Objective:
Go through the material below and copy all lines with "mileage".
## Start Material for this exercise
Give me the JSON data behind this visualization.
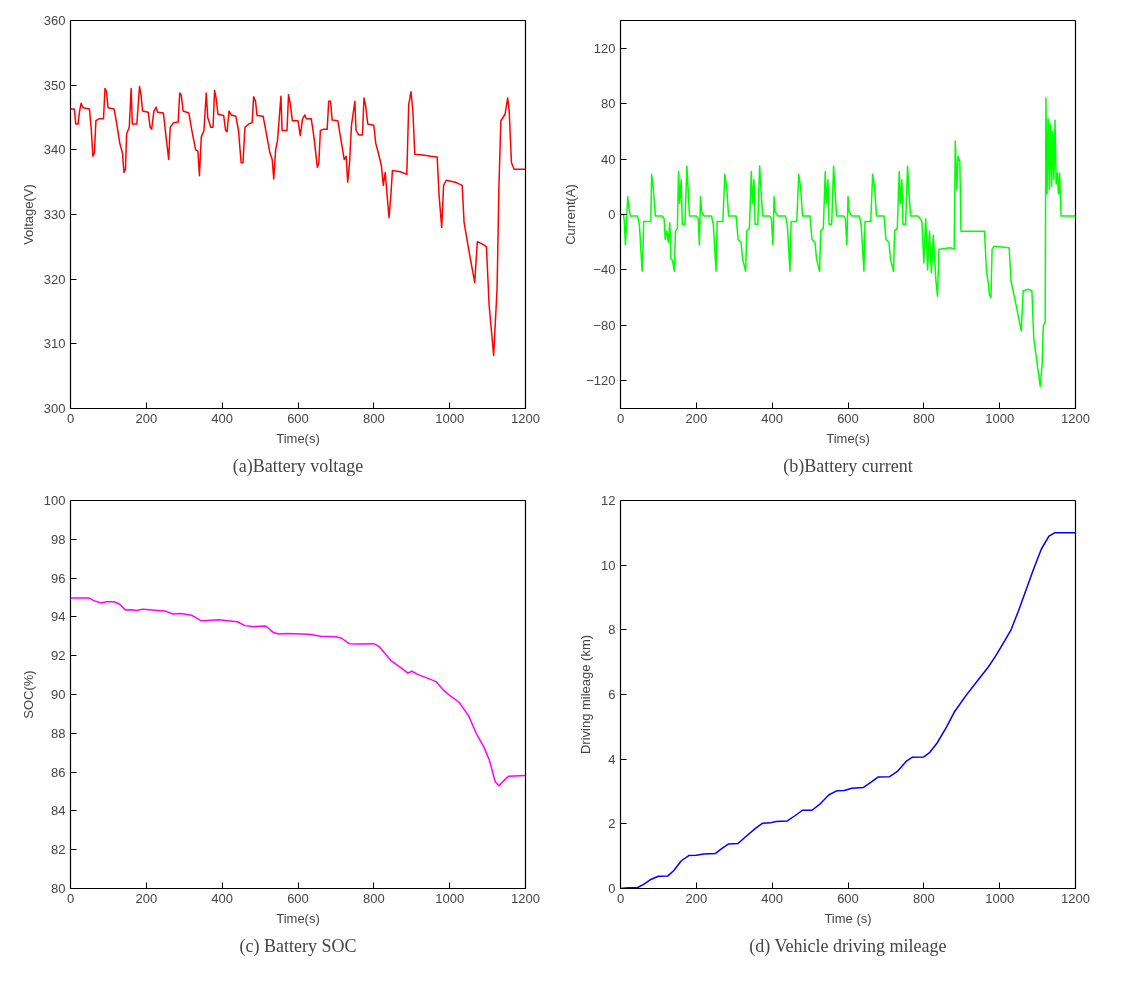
{
  "chart_data": [
    {
      "type": "line",
      "title": "(a)Battery voltage",
      "xlabel": "Time(s)",
      "ylabel": "Voltage(V)",
      "xlim": [
        0,
        1200
      ],
      "xticks": [
        0,
        200,
        400,
        600,
        800,
        1000,
        1200
      ],
      "ylim": [
        300,
        360
      ],
      "yticks": [
        300,
        310,
        320,
        330,
        340,
        350,
        360
      ],
      "grid": false,
      "series": [
        {
          "color": "#ff0000",
          "x": [
            0,
            10,
            14,
            20,
            24,
            28,
            33,
            50,
            55,
            59,
            63,
            67,
            75,
            87,
            91,
            95,
            99,
            115,
            122,
            130,
            137,
            141,
            145,
            148,
            155,
            160,
            163,
            175,
            182,
            186,
            190,
            205,
            210,
            214,
            220,
            226,
            230,
            245,
            252,
            259,
            263,
            272,
            284,
            288,
            292,
            297,
            312,
            320,
            330,
            336,
            340,
            345,
            352,
            358,
            362,
            370,
            376,
            380,
            384,
            389,
            404,
            409,
            413,
            418,
            424,
            436,
            443,
            450,
            455,
            460,
            470,
            479,
            483,
            488,
            492,
            508,
            515,
            526,
            532,
            536,
            541,
            546,
            555,
            558,
            571,
            575,
            580,
            585,
            600,
            606,
            612,
            618,
            622,
            635,
            642,
            651,
            655,
            659,
            668,
            677,
            681,
            686,
            690,
            705,
            712,
            722,
            727,
            731,
            736,
            741,
            750,
            753,
            760,
            770,
            774,
            778,
            784,
            800,
            805,
            812,
            816,
            820,
            825,
            830,
            835,
            840,
            845,
            849,
            870,
            887,
            892,
            898,
            903,
            908,
            930,
            950,
            967,
            972,
            979,
            984,
            991,
            1015,
            1033,
            1038,
            1052,
            1066,
            1073,
            1090,
            1097,
            1104,
            1116,
            1125,
            1130,
            1135,
            1146,
            1153,
            1157,
            1163,
            1170,
            1200
          ],
          "values": [
            346.3,
            346.3,
            344,
            344,
            346,
            347.2,
            346.5,
            346.3,
            343,
            339,
            339.5,
            344.5,
            344.8,
            344.8,
            349.5,
            349,
            346.5,
            346.3,
            344,
            341,
            339.5,
            336.5,
            337,
            342.5,
            343.5,
            349.5,
            344,
            344,
            349.8,
            348.5,
            346,
            345.8,
            343.5,
            343.2,
            346,
            346.6,
            345.8,
            345.7,
            342,
            338.5,
            343.5,
            344.2,
            344.3,
            348.8,
            348.5,
            346,
            345.7,
            343,
            340,
            339.8,
            336,
            342,
            343,
            348.8,
            345,
            343.5,
            343.5,
            349.2,
            348,
            345.5,
            345.3,
            343,
            342.8,
            346,
            345.4,
            345.2,
            343,
            338,
            338,
            343.5,
            344,
            344.2,
            348.2,
            347.5,
            345.3,
            345.2,
            343,
            339.5,
            338.5,
            335.5,
            340,
            341.5,
            348.3,
            343,
            343,
            348.5,
            347,
            344.5,
            344.5,
            342.2,
            344.8,
            345.4,
            344.8,
            344.8,
            342,
            337.3,
            338,
            343,
            343.2,
            343.2,
            347.5,
            347.5,
            344.6,
            344.5,
            342,
            338.5,
            339,
            335,
            338,
            343.8,
            347.5,
            343,
            342.3,
            342.3,
            348,
            347,
            344,
            343.8,
            341,
            339.5,
            338.5,
            337.5,
            334.5,
            336.5,
            333,
            329.5,
            333,
            336.8,
            336.6,
            336.2,
            347,
            349,
            346,
            339.3,
            339.2,
            339,
            338.9,
            333,
            328,
            334.5,
            335.3,
            335,
            334.5,
            328.8,
            324,
            319.5,
            325.8,
            325.3,
            325,
            316,
            308.2,
            318.5,
            334.5,
            344.5,
            345.5,
            348,
            346,
            338,
            337,
            337
          ]
        }
      ]
    },
    {
      "type": "line",
      "title": "(b)Battery current",
      "xlabel": "Time(s)",
      "ylabel": "Current(A)",
      "xlim": [
        0,
        1200
      ],
      "xticks": [
        0,
        200,
        400,
        600,
        800,
        1000,
        1200
      ],
      "ylim": [
        -140,
        140
      ],
      "yticks": [
        -120,
        -80,
        -40,
        0,
        40,
        80,
        120
      ],
      "grid": false,
      "series": [
        {
          "color": "#00ff00",
          "x": [
            0,
            8,
            10,
            13,
            16,
            19,
            22,
            26,
            45,
            50,
            57,
            60,
            61,
            75,
            80,
            82,
            86,
            92,
            110,
            115,
            118,
            122,
            126,
            130,
            133,
            137,
            142,
            145,
            150,
            153,
            156,
            160,
            163,
            170,
            175,
            178,
            182,
            200,
            205,
            208,
            211,
            214,
            220,
            240,
            245,
            252,
            255,
            270,
            275,
            280,
            285,
            305,
            310,
            318,
            322,
            330,
            333,
            340,
            345,
            348,
            352,
            355,
            362,
            367,
            370,
            375,
            393,
            398,
            402,
            405,
            408,
            415,
            435,
            440,
            447,
            450,
            465,
            470,
            475,
            480,
            500,
            505,
            513,
            517,
            525,
            528,
            535,
            540,
            543,
            547,
            550,
            557,
            562,
            565,
            570,
            588,
            593,
            597,
            600,
            603,
            610,
            630,
            635,
            642,
            645,
            660,
            665,
            670,
            675,
            695,
            700,
            708,
            712,
            720,
            723,
            730,
            735,
            738,
            742,
            745,
            752,
            757,
            760,
            765,
            785,
            795,
            800,
            805,
            810,
            815,
            820,
            825,
            832,
            836,
            840,
            870,
            880,
            883,
            887,
            890,
            895,
            898,
            960,
            965,
            970,
            973,
            977,
            980,
            985,
            1025,
            1030,
            1043,
            1057,
            1062,
            1075,
            1085,
            1090,
            1100,
            1107,
            1112,
            1115,
            1120,
            1122,
            1125,
            1128,
            1131,
            1134,
            1137,
            1140,
            1143,
            1146,
            1149,
            1152,
            1155,
            1158,
            1162,
            1200
          ],
          "values": [
            0,
            0,
            -5,
            -22,
            -5,
            13,
            5,
            -1,
            -1,
            -8,
            -41,
            -20,
            -5,
            -5,
            -5,
            29,
            20,
            -1,
            -1,
            -3,
            -18,
            -12,
            -20,
            -6,
            -32,
            -33,
            -41,
            -12,
            -10,
            31,
            8,
            25,
            -7,
            -7,
            35,
            20,
            -1,
            -1,
            -3,
            -22,
            13,
            2,
            -1,
            -1,
            -8,
            -41,
            -5,
            -5,
            29,
            20,
            -1,
            -1,
            -18,
            -20,
            -32,
            -41,
            -12,
            -10,
            31,
            8,
            25,
            -7,
            -7,
            35,
            20,
            -1,
            -1,
            -3,
            -22,
            13,
            2,
            -1,
            -1,
            -8,
            -41,
            -5,
            -5,
            29,
            20,
            -1,
            -1,
            -18,
            -20,
            -32,
            -41,
            -12,
            -10,
            31,
            8,
            25,
            -7,
            -7,
            35,
            20,
            -1,
            -1,
            -3,
            -22,
            13,
            2,
            -1,
            -1,
            -8,
            -41,
            -5,
            -5,
            29,
            20,
            -1,
            -1,
            -18,
            -20,
            -32,
            -41,
            -12,
            -10,
            31,
            8,
            25,
            -7,
            -7,
            35,
            20,
            -1,
            -1,
            -5,
            -35,
            -3,
            -40,
            -12,
            -42,
            -15,
            -48,
            -59,
            -25,
            -24,
            -25,
            53,
            18,
            42,
            38,
            -12,
            -12,
            -40,
            -50,
            -58,
            -60,
            -25,
            -23,
            -24,
            -48,
            -65,
            -84,
            -55,
            -54,
            -55,
            -90,
            -110,
            -124,
            -108,
            -80,
            -78,
            84,
            15,
            69,
            18,
            65,
            20,
            60,
            25,
            68,
            22,
            30,
            15,
            30,
            -1,
            -1
          ]
        }
      ]
    },
    {
      "type": "line",
      "title": "(c) Battery SOC",
      "xlabel": "Time(s)",
      "ylabel": "SOC(%)",
      "xlim": [
        0,
        1200
      ],
      "xticks": [
        0,
        200,
        400,
        600,
        800,
        1000,
        1200
      ],
      "ylim": [
        80,
        100
      ],
      "yticks": [
        80,
        82,
        84,
        86,
        88,
        90,
        92,
        94,
        96,
        98,
        100
      ],
      "grid": false,
      "series": [
        {
          "color": "#ff00ff",
          "x": [
            0,
            50,
            60,
            80,
            95,
            115,
            130,
            145,
            160,
            175,
            190,
            250,
            270,
            290,
            320,
            345,
            360,
            390,
            440,
            460,
            480,
            515,
            535,
            550,
            570,
            610,
            630,
            660,
            700,
            715,
            735,
            760,
            800,
            815,
            830,
            845,
            870,
            890,
            900,
            920,
            950,
            965,
            985,
            1000,
            1025,
            1050,
            1070,
            1090,
            1105,
            1120,
            1130,
            1145,
            1155,
            1200
          ],
          "values": [
            94.97,
            94.97,
            94.85,
            94.72,
            94.78,
            94.78,
            94.65,
            94.35,
            94.37,
            94.33,
            94.4,
            94.3,
            94.15,
            94.18,
            94.08,
            93.8,
            93.82,
            93.85,
            93.75,
            93.55,
            93.5,
            93.53,
            93.2,
            93.12,
            93.15,
            93.12,
            93.1,
            93.0,
            92.98,
            92.9,
            92.62,
            92.6,
            92.62,
            92.45,
            92.1,
            91.75,
            91.4,
            91.1,
            91.2,
            91.0,
            90.78,
            90.65,
            90.2,
            89.95,
            89.6,
            88.9,
            88.0,
            87.3,
            86.6,
            85.5,
            85.3,
            85.6,
            85.78,
            85.82
          ]
        }
      ]
    },
    {
      "type": "line",
      "title": "(d) Vehicle driving mileage",
      "xlabel": "Time (s)",
      "ylabel": "Driving mileage (km)",
      "xlim": [
        0,
        1200
      ],
      "xticks": [
        0,
        200,
        400,
        600,
        800,
        1000,
        1200
      ],
      "ylim": [
        0,
        12
      ],
      "yticks": [
        0,
        2,
        4,
        6,
        8,
        10,
        12
      ],
      "grid": false,
      "series": [
        {
          "color": "#0000ff",
          "x": [
            0,
            20,
            45,
            60,
            80,
            100,
            125,
            140,
            160,
            180,
            200,
            220,
            250,
            265,
            285,
            310,
            330,
            355,
            375,
            395,
            410,
            440,
            460,
            480,
            505,
            525,
            550,
            570,
            590,
            610,
            640,
            660,
            680,
            710,
            730,
            755,
            770,
            800,
            815,
            835,
            860,
            880,
            910,
            940,
            970,
            990,
            1010,
            1030,
            1050,
            1070,
            1090,
            1110,
            1130,
            1145,
            1200
          ],
          "values": [
            0,
            0.02,
            0.03,
            0.12,
            0.28,
            0.38,
            0.39,
            0.55,
            0.85,
            1.02,
            1.03,
            1.07,
            1.08,
            1.22,
            1.38,
            1.39,
            1.6,
            1.85,
            2.02,
            2.03,
            2.07,
            2.09,
            2.25,
            2.42,
            2.42,
            2.6,
            2.9,
            3.02,
            3.03,
            3.1,
            3.12,
            3.28,
            3.45,
            3.46,
            3.62,
            3.95,
            4.06,
            4.07,
            4.2,
            4.5,
            5.0,
            5.45,
            5.95,
            6.4,
            6.85,
            7.2,
            7.6,
            8.0,
            8.6,
            9.25,
            9.9,
            10.5,
            10.9,
            11.0,
            11.0
          ]
        }
      ]
    }
  ]
}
## End Material for this exercise
The solution:
      "title": "(d) Vehicle driving mileage",
      "ylabel": "Driving mileage (km)",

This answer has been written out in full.